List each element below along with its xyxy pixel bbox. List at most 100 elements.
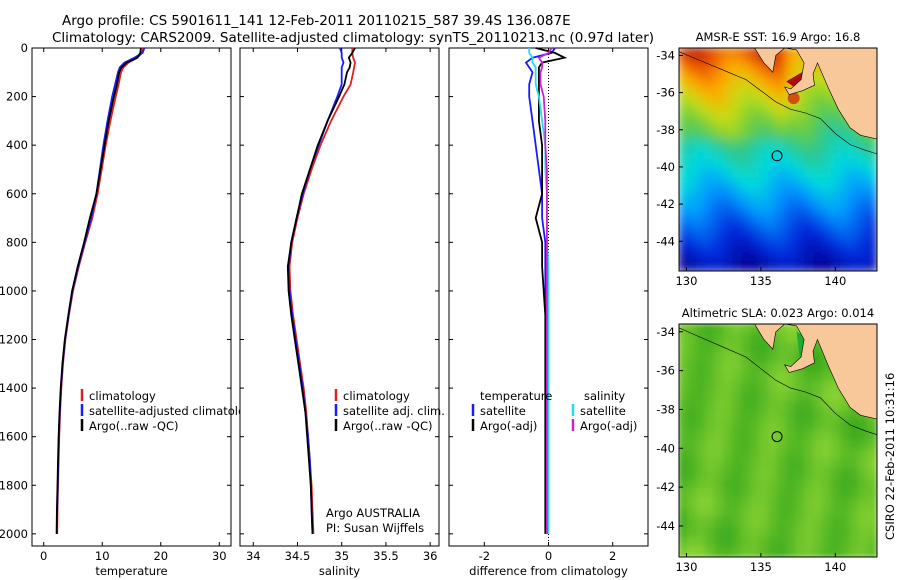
field-cell: [867, 478, 877, 491]
field-cell: [750, 74, 761, 87]
field-cell: [696, 139, 707, 152]
field-cell: [759, 195, 770, 207]
field-cell: [714, 352, 725, 364]
field-cell: [786, 371, 797, 384]
field-cell: [777, 112, 788, 124]
field-cell: [723, 93, 734, 105]
field-cell: [804, 121, 815, 133]
field-cell: [714, 488, 725, 500]
field-cell: [696, 546, 707, 557]
field-cell: [705, 449, 716, 461]
field-cell: [858, 223, 869, 235]
field-cell: [858, 468, 869, 481]
field-cell: [831, 497, 842, 510]
field-cell: [750, 84, 761, 96]
field-cell: [741, 74, 752, 87]
field-cell: [750, 65, 761, 77]
field-cell: [813, 102, 824, 115]
field-cell: [822, 439, 833, 452]
field-cell: [714, 232, 725, 245]
field-cell: [777, 195, 788, 207]
field-cell: [741, 526, 752, 539]
field-cell: [768, 390, 779, 403]
figure-title-line2: Climatology: CARS2009. Satellite-adjuste…: [52, 30, 655, 46]
field-cell: [705, 332, 716, 345]
field-cell: [732, 478, 743, 491]
field-cell: [768, 204, 779, 217]
field-cell: [687, 177, 698, 189]
field-cell: [759, 497, 770, 510]
field-cell: [840, 400, 851, 413]
field-cell: [679, 458, 689, 471]
field-cell: [777, 65, 788, 77]
field-cell: [750, 410, 761, 423]
field-cell: [696, 251, 707, 263]
x-tick-label: 0: [545, 549, 552, 563]
field-cell: [858, 195, 869, 207]
field-cell: [732, 139, 743, 152]
field-cell: [831, 251, 842, 263]
field-cell: [759, 65, 770, 77]
field-cell: [813, 517, 824, 529]
field-cell: [858, 458, 869, 471]
field-cell: [679, 102, 689, 115]
field-cell: [732, 371, 743, 384]
field-cell: [768, 130, 779, 142]
field-cell: [750, 102, 761, 115]
field-cell: [822, 186, 833, 198]
field-cell: [840, 158, 851, 170]
field-cell: [687, 48, 698, 59]
field-cell: [786, 242, 797, 254]
field-cell: [679, 121, 689, 133]
field-cell: [804, 167, 815, 180]
field-cell: [759, 204, 770, 217]
field-cell: [849, 536, 860, 549]
field-cell: [696, 186, 707, 198]
field-cell: [831, 429, 842, 442]
field-cell: [840, 507, 851, 520]
field-cell: [732, 195, 743, 207]
field-cell: [759, 112, 770, 124]
figure-title-line1: Argo profile: CS 5901611_141 12-Feb-2011…: [62, 13, 571, 29]
field-cell: [696, 361, 707, 374]
field-cell: [831, 410, 842, 423]
field-cell: [858, 177, 869, 189]
field-cell: [705, 149, 716, 161]
field-cell: [723, 167, 734, 180]
field-cell: [777, 167, 788, 180]
field-cell: [732, 186, 743, 198]
field-cell: [849, 139, 860, 152]
series-line-argo_s: [537, 47, 553, 534]
field-cell: [687, 214, 698, 226]
field-cell: [840, 497, 851, 510]
field-cell: [777, 242, 788, 254]
field-cell: [777, 381, 788, 393]
field-cell: [759, 478, 770, 491]
field-cell: [679, 361, 689, 374]
field-cell: [858, 507, 869, 520]
field-cell: [786, 507, 797, 520]
field-cell: [849, 158, 860, 170]
field-cell: [822, 158, 833, 170]
field-cell: [813, 342, 824, 355]
field-cell: [732, 332, 743, 345]
field-cell: [786, 177, 797, 189]
salinity-axes-frame: [239, 47, 440, 547]
field-cell: [858, 449, 869, 461]
field-cell: [750, 177, 761, 189]
field-cell: [750, 332, 761, 345]
field-cell: [795, 121, 806, 133]
field-cell: [831, 260, 842, 271]
field-cell: [696, 204, 707, 217]
field-cell: [840, 449, 851, 461]
field-cell: [705, 439, 716, 452]
field-cell: [804, 102, 815, 115]
field-cell: [687, 204, 698, 217]
field-cell: [840, 251, 851, 263]
field-cell: [768, 214, 779, 226]
field-cell: [858, 158, 869, 170]
field-cell: [822, 214, 833, 226]
salinity-legend-label: Argo(..raw -QC): [343, 419, 433, 433]
field-cell: [732, 167, 743, 180]
field-cell: [723, 251, 734, 263]
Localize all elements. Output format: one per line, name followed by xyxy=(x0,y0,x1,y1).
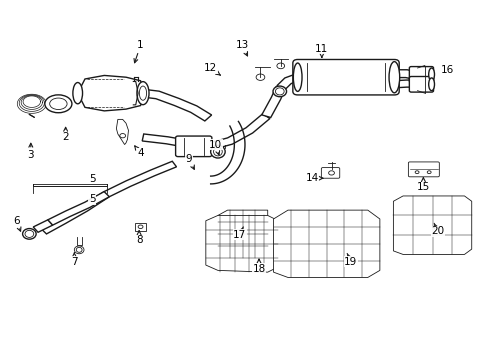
Ellipse shape xyxy=(293,63,302,91)
Polygon shape xyxy=(211,176,214,184)
Ellipse shape xyxy=(256,74,264,80)
Polygon shape xyxy=(232,132,243,135)
Polygon shape xyxy=(221,172,229,178)
FancyBboxPatch shape xyxy=(408,67,433,82)
Polygon shape xyxy=(220,172,228,179)
Polygon shape xyxy=(230,160,241,165)
Polygon shape xyxy=(212,176,216,184)
Polygon shape xyxy=(213,175,218,183)
Polygon shape xyxy=(142,89,211,121)
Text: 19: 19 xyxy=(344,253,357,266)
Text: 9: 9 xyxy=(185,154,194,169)
Polygon shape xyxy=(230,126,241,130)
Polygon shape xyxy=(233,152,244,155)
Text: 6: 6 xyxy=(13,216,21,231)
Polygon shape xyxy=(393,196,471,255)
Text: 12: 12 xyxy=(203,63,220,75)
Polygon shape xyxy=(217,174,224,181)
Ellipse shape xyxy=(428,68,434,81)
Polygon shape xyxy=(234,144,244,146)
Polygon shape xyxy=(33,220,53,232)
Polygon shape xyxy=(224,168,234,175)
Ellipse shape xyxy=(45,95,72,113)
FancyBboxPatch shape xyxy=(408,77,433,92)
Polygon shape xyxy=(176,114,269,150)
Ellipse shape xyxy=(137,82,149,105)
Polygon shape xyxy=(232,153,244,157)
Text: 10: 10 xyxy=(208,140,222,155)
Text: 1: 1 xyxy=(134,40,143,63)
Polygon shape xyxy=(48,192,109,225)
FancyBboxPatch shape xyxy=(292,59,398,95)
Polygon shape xyxy=(116,120,128,145)
Polygon shape xyxy=(229,162,240,166)
Text: 18: 18 xyxy=(252,259,265,274)
Polygon shape xyxy=(233,134,244,137)
Polygon shape xyxy=(229,124,241,129)
Text: 16: 16 xyxy=(440,65,453,75)
Text: 3: 3 xyxy=(27,143,34,160)
Polygon shape xyxy=(234,148,244,150)
Polygon shape xyxy=(233,150,244,153)
Text: 2: 2 xyxy=(62,127,69,143)
Polygon shape xyxy=(234,146,244,148)
Ellipse shape xyxy=(210,145,224,158)
Text: 14: 14 xyxy=(305,173,322,183)
Polygon shape xyxy=(216,175,223,182)
Text: 20: 20 xyxy=(430,223,444,237)
Bar xyxy=(135,222,146,231)
FancyBboxPatch shape xyxy=(175,136,211,157)
Text: 5: 5 xyxy=(89,194,95,204)
Polygon shape xyxy=(232,130,243,134)
Polygon shape xyxy=(393,70,415,79)
FancyBboxPatch shape xyxy=(321,168,339,178)
Polygon shape xyxy=(230,159,242,163)
Polygon shape xyxy=(142,134,209,152)
Polygon shape xyxy=(41,161,176,234)
Text: 13: 13 xyxy=(235,40,248,56)
Text: 8: 8 xyxy=(136,231,142,245)
Polygon shape xyxy=(218,173,226,180)
Text: 17: 17 xyxy=(233,227,246,240)
Polygon shape xyxy=(210,176,212,184)
Polygon shape xyxy=(261,87,285,117)
Ellipse shape xyxy=(388,62,399,93)
Polygon shape xyxy=(218,210,267,258)
Polygon shape xyxy=(205,215,278,272)
Polygon shape xyxy=(222,171,231,177)
Text: 15: 15 xyxy=(416,178,429,192)
Ellipse shape xyxy=(50,98,67,109)
Polygon shape xyxy=(233,136,244,139)
Text: 4: 4 xyxy=(134,146,143,158)
Polygon shape xyxy=(78,76,142,111)
Polygon shape xyxy=(393,80,414,88)
Ellipse shape xyxy=(272,86,286,97)
Ellipse shape xyxy=(22,229,36,239)
Polygon shape xyxy=(232,155,243,159)
Polygon shape xyxy=(276,73,305,90)
Text: 7: 7 xyxy=(71,253,78,266)
Polygon shape xyxy=(234,140,244,143)
FancyBboxPatch shape xyxy=(407,162,438,177)
Text: 5: 5 xyxy=(89,174,95,184)
Polygon shape xyxy=(231,157,242,161)
Polygon shape xyxy=(223,170,232,176)
Polygon shape xyxy=(233,138,244,141)
Polygon shape xyxy=(225,167,235,173)
Polygon shape xyxy=(231,128,242,132)
Ellipse shape xyxy=(74,246,84,254)
Polygon shape xyxy=(215,175,221,183)
Text: 11: 11 xyxy=(315,44,328,58)
Ellipse shape xyxy=(428,78,434,91)
Polygon shape xyxy=(229,122,240,127)
Ellipse shape xyxy=(73,82,82,104)
Polygon shape xyxy=(234,142,244,144)
Polygon shape xyxy=(228,163,239,168)
Polygon shape xyxy=(226,166,237,171)
Polygon shape xyxy=(227,165,238,170)
Polygon shape xyxy=(273,210,379,278)
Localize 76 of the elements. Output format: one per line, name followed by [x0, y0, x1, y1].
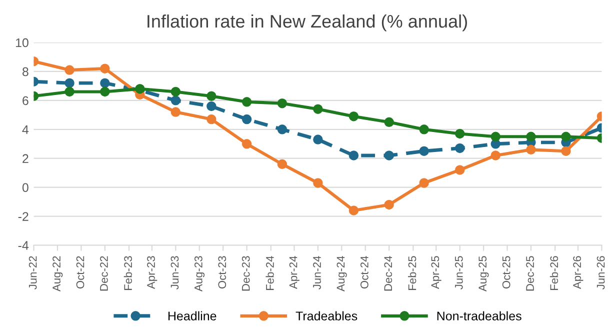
x-tick-label: Apr-23: [147, 256, 158, 289]
point: [64, 65, 74, 75]
x-tick-label: Feb-26: [550, 256, 558, 290]
point: [100, 78, 110, 88]
point: [242, 114, 252, 124]
x-tick-label: Dec-23: [242, 256, 250, 291]
x-tick-label: Apr-25: [431, 256, 442, 289]
point: [170, 96, 181, 106]
legend-label: Tradeables: [296, 311, 358, 320]
point: [277, 98, 288, 108]
x-tick-label: Jun-26: [596, 256, 605, 290]
point: [384, 150, 394, 160]
x-tick-label: Apr-26: [573, 256, 584, 289]
x-tick-label: Aug-24: [336, 256, 347, 292]
chart-title: Inflation rate in New Zealand (% annual): [148, 14, 467, 32]
y-tick-label: 0: [22, 183, 28, 192]
point: [526, 144, 536, 155]
x-tick-label: Feb-25: [408, 256, 416, 290]
y-tick-label: 2: [22, 154, 28, 163]
point: [454, 143, 465, 154]
point: [454, 128, 465, 139]
x-tick-label: Dec-22: [100, 256, 108, 291]
x-tick-label: Oct-24: [360, 256, 368, 288]
point: [277, 159, 288, 170]
x-tick-label: Oct-23: [218, 256, 226, 288]
point: [277, 124, 288, 134]
x-tick-label: Aug-25: [478, 256, 489, 292]
point: [490, 150, 500, 160]
point: [64, 86, 74, 97]
x-tick-label: Feb-24: [266, 256, 274, 290]
point: [64, 78, 74, 88]
point: [526, 132, 536, 142]
point: [561, 146, 571, 156]
legend-label: Headline: [168, 311, 216, 320]
x-tick-label: Jun-23: [170, 256, 179, 290]
x-tick-label: Dec-25: [526, 256, 534, 291]
x-tick-label: Jun-24: [313, 256, 321, 290]
point: [384, 200, 394, 210]
y-tick-label: 10: [16, 38, 28, 48]
x-tick-label: Aug-22: [52, 256, 63, 292]
point: [170, 107, 181, 117]
point: [170, 86, 181, 97]
point: [419, 146, 429, 156]
point: [313, 104, 323, 114]
x-tick-label: Aug-23: [194, 256, 205, 292]
point: [384, 117, 394, 128]
y-tick-label: 6: [22, 96, 28, 106]
y-tick-label: -4: [18, 241, 29, 250]
x-tick-label: Oct-22: [76, 256, 84, 288]
legend-label: Non-tradeables: [437, 311, 522, 320]
point: [490, 132, 500, 142]
y-tick-label: 4: [22, 125, 29, 134]
point: [454, 165, 465, 175]
point: [242, 139, 252, 149]
x-tick-label: Feb-23: [124, 256, 132, 290]
point: [206, 91, 216, 101]
point: [313, 178, 323, 188]
point: [561, 132, 571, 142]
x-tick-label: Apr-24: [289, 256, 300, 289]
point: [206, 101, 216, 112]
y-tick-label: 8: [22, 67, 28, 76]
point: [348, 206, 359, 216]
x-tick-label: Jun-25: [454, 256, 463, 290]
point: [348, 150, 359, 160]
point: [100, 86, 110, 97]
point: [419, 124, 429, 134]
x-tick-label: Jun-22: [28, 256, 37, 290]
point: [419, 178, 429, 188]
x-tick-label: Dec-24: [384, 256, 392, 291]
point: [100, 64, 110, 74]
point: [242, 97, 252, 107]
point: [313, 134, 323, 144]
point: [348, 112, 359, 122]
point: [206, 114, 216, 124]
y-tick-label: -2: [18, 212, 28, 221]
x-tick-label: Oct-25: [502, 256, 510, 288]
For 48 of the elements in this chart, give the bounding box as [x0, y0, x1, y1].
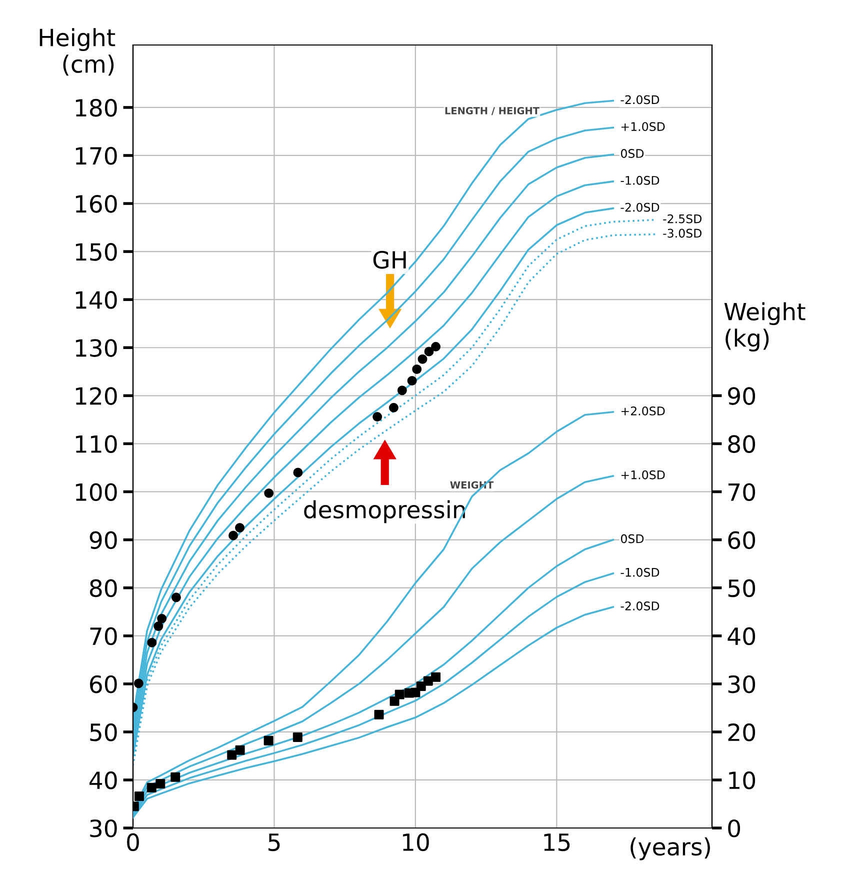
x-axis-title: (years) — [630, 837, 710, 860]
x-tick-label: 0 — [127, 833, 139, 852]
y2-tick-label: 60 — [728, 531, 756, 550]
series-label: -2.0SD — [620, 602, 660, 610]
y2-tick-label: 90 — [728, 387, 756, 405]
series-label: -3.0SD — [663, 228, 702, 238]
y-tick-label: 130 — [76, 339, 117, 357]
y2-axis-title: Weight (kg) — [724, 302, 806, 352]
series-label: -2.5SD — [663, 214, 702, 224]
y-tick-label: 40 — [90, 771, 117, 790]
y2-tick-label: 80 — [728, 435, 756, 454]
y-tick-label: 120 — [76, 387, 117, 405]
y-tick-label: 80 — [90, 579, 117, 598]
series-label: +1.0SD — [621, 122, 665, 132]
annotation: desmopressin — [304, 500, 465, 524]
y2-tick-label: 20 — [728, 723, 756, 742]
annotation: GH — [373, 250, 406, 269]
y-tick-label: 170 — [76, 146, 117, 165]
y2-tick-label: 10 — [729, 771, 756, 790]
annotation: LENGTH / HEIGHT — [445, 107, 540, 116]
series-label: -2.0SD — [620, 202, 660, 212]
y2-tick-label: 30 — [728, 675, 756, 694]
y-tick-label: 70 — [90, 627, 117, 646]
y-tick-label: 50 — [90, 723, 117, 742]
y-tick-label: 100 — [76, 483, 117, 502]
y-tick-label: 60 — [90, 675, 117, 694]
series-label: -2.0SD — [620, 95, 660, 104]
y-axis-title: Height (cm) — [40, 28, 116, 76]
y-tick-label: 150 — [76, 243, 117, 261]
series-label: +2.0SD — [621, 406, 665, 416]
y2-tick-label: 40 — [728, 627, 756, 646]
y-tick-label: 180 — [76, 98, 117, 117]
x-tick-label: 5 — [268, 834, 280, 852]
y-tick-label: 140 — [76, 291, 117, 309]
y-tick-label: 30 — [90, 819, 117, 838]
y-tick-label: 90 — [90, 531, 117, 550]
series-label: -1.0SD — [620, 568, 660, 577]
series-label: +1.0SD — [621, 470, 665, 480]
y2-tick-label: 50 — [728, 579, 756, 598]
x-tick-label: 10 — [403, 833, 429, 852]
y-tick-label: 160 — [76, 194, 117, 213]
y-tick-label: 110 — [76, 435, 117, 454]
series-label: 0SD — [620, 149, 644, 158]
series-label: -1.0SD — [620, 176, 660, 185]
series-label: 0SD — [620, 534, 644, 544]
y2-tick-label: 70 — [728, 483, 756, 502]
y2-tick-label: 0 — [728, 819, 740, 838]
x-tick-label: 15 — [544, 834, 570, 852]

Exercise directions:
Copy out the lines of the items from the one containing "Ellipse shape xyxy=(293,63,302,91)" to the one containing "Polygon shape xyxy=(261,87,285,117)", inclusive, with no changes.

Response:
Ellipse shape xyxy=(293,63,302,91)
Polygon shape xyxy=(211,176,214,184)
Ellipse shape xyxy=(256,74,264,80)
Polygon shape xyxy=(232,132,243,135)
Polygon shape xyxy=(221,172,229,178)
FancyBboxPatch shape xyxy=(408,67,433,82)
Polygon shape xyxy=(220,172,228,179)
Polygon shape xyxy=(230,160,241,165)
Polygon shape xyxy=(212,176,216,184)
Polygon shape xyxy=(213,175,218,183)
Polygon shape xyxy=(142,89,211,121)
Text: 19: 19 xyxy=(344,253,357,266)
Text: 9: 9 xyxy=(185,154,194,169)
Polygon shape xyxy=(230,126,241,130)
Polygon shape xyxy=(233,152,244,155)
Text: 6: 6 xyxy=(13,216,21,231)
Polygon shape xyxy=(393,196,471,255)
Text: 12: 12 xyxy=(203,63,220,75)
Polygon shape xyxy=(217,174,224,181)
Ellipse shape xyxy=(428,68,434,81)
Polygon shape xyxy=(234,144,244,146)
Polygon shape xyxy=(33,220,53,232)
Polygon shape xyxy=(224,168,234,175)
Ellipse shape xyxy=(45,95,72,113)
FancyBboxPatch shape xyxy=(408,77,433,92)
Polygon shape xyxy=(176,114,269,150)
Ellipse shape xyxy=(137,82,149,105)
Polygon shape xyxy=(232,153,244,157)
Text: 10: 10 xyxy=(208,140,222,155)
Text: 1: 1 xyxy=(134,40,143,63)
Polygon shape xyxy=(48,192,109,225)
FancyBboxPatch shape xyxy=(292,59,398,95)
Polygon shape xyxy=(116,120,128,145)
Polygon shape xyxy=(229,162,240,166)
Text: 18: 18 xyxy=(252,259,265,274)
Polygon shape xyxy=(233,134,244,137)
Polygon shape xyxy=(229,124,241,129)
Text: 16: 16 xyxy=(440,65,453,75)
Text: 3: 3 xyxy=(27,143,34,160)
Polygon shape xyxy=(234,148,244,150)
Polygon shape xyxy=(233,150,244,153)
Text: 2: 2 xyxy=(62,127,69,143)
Polygon shape xyxy=(234,146,244,148)
Ellipse shape xyxy=(210,145,224,158)
Text: 14: 14 xyxy=(305,173,322,183)
Polygon shape xyxy=(216,175,223,182)
Text: 20: 20 xyxy=(430,223,444,237)
Bar xyxy=(135,222,146,231)
FancyBboxPatch shape xyxy=(175,136,211,157)
Text: 5: 5 xyxy=(89,194,95,204)
Polygon shape xyxy=(232,130,243,134)
Polygon shape xyxy=(393,70,415,79)
FancyBboxPatch shape xyxy=(321,168,339,178)
Polygon shape xyxy=(230,159,242,163)
Polygon shape xyxy=(142,134,209,152)
Polygon shape xyxy=(41,161,176,234)
Text: 13: 13 xyxy=(235,40,248,56)
Text: 8: 8 xyxy=(136,231,142,245)
Polygon shape xyxy=(218,173,226,180)
Text: 17: 17 xyxy=(233,227,246,240)
Polygon shape xyxy=(210,176,212,184)
Polygon shape xyxy=(261,87,285,117)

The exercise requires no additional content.